▶ _Extracts from a graphics dataset_:
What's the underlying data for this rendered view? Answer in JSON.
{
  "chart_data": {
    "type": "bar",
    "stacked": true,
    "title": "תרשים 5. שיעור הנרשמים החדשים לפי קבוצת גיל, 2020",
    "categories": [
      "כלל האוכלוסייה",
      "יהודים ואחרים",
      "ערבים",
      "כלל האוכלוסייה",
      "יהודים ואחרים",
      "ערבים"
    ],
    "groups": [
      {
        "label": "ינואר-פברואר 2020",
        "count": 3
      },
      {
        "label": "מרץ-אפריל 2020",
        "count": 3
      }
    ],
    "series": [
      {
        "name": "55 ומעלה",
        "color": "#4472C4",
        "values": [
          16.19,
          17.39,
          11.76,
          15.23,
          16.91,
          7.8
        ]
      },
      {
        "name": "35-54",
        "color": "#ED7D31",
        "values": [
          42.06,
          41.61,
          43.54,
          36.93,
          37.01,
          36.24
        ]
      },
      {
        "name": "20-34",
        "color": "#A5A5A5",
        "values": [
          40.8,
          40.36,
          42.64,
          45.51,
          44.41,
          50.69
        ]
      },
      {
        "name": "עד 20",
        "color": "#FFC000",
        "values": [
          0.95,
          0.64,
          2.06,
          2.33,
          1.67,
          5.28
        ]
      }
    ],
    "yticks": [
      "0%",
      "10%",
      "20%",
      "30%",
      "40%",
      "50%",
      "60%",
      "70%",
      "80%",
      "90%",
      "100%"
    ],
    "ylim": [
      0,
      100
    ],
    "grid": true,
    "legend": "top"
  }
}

▶ _Given problem_: Retype all the material above precisely, with no line left out.

▶ _Complete response_:
What's the underlying data for this rendered view? Answer in JSON.
{
  "chart_data": {
    "type": "bar",
    "stacked": true,
    "title": "תרשים 5. שיעור הנרשמים החדשים לפי קבוצת גיל, 2020",
    "categories": [
      "כלל האוכלוסייה",
      "יהודים ואחרים",
      "ערבים",
      "כלל האוכלוסייה",
      "יהודים ואחרים",
      "ערבים"
    ],
    "groups": [
      {
        "label": "ינואר-פברואר 2020",
        "count": 3
      },
      {
        "label": "מרץ-אפריל 2020",
        "count": 3
      }
    ],
    "series": [
      {
        "name": "55 ומעלה",
        "color": "#4472C4",
        "values": [
          16.19,
          17.39,
          11.76,
          15.23,
          16.91,
          7.8
        ]
      },
      {
        "name": "35-54",
        "color": "#ED7D31",
        "values": [
          42.06,
          41.61,
          43.54,
          36.93,
          37.01,
          36.24
        ]
      },
      {
        "name": "20-34",
        "color": "#A5A5A5",
        "values": [
          40.8,
          40.36,
          42.64,
          45.51,
          44.41,
          50.69
        ]
      },
      {
        "name": "עד 20",
        "color": "#FFC000",
        "values": [
          0.95,
          0.64,
          2.06,
          2.33,
          1.67,
          5.28
        ]
      }
    ],
    "yticks": [
      "0%",
      "10%",
      "20%",
      "30%",
      "40%",
      "50%",
      "60%",
      "70%",
      "80%",
      "90%",
      "100%"
    ],
    "ylim": [
      0,
      100
    ],
    "grid": true,
    "legend": "top"
  }
}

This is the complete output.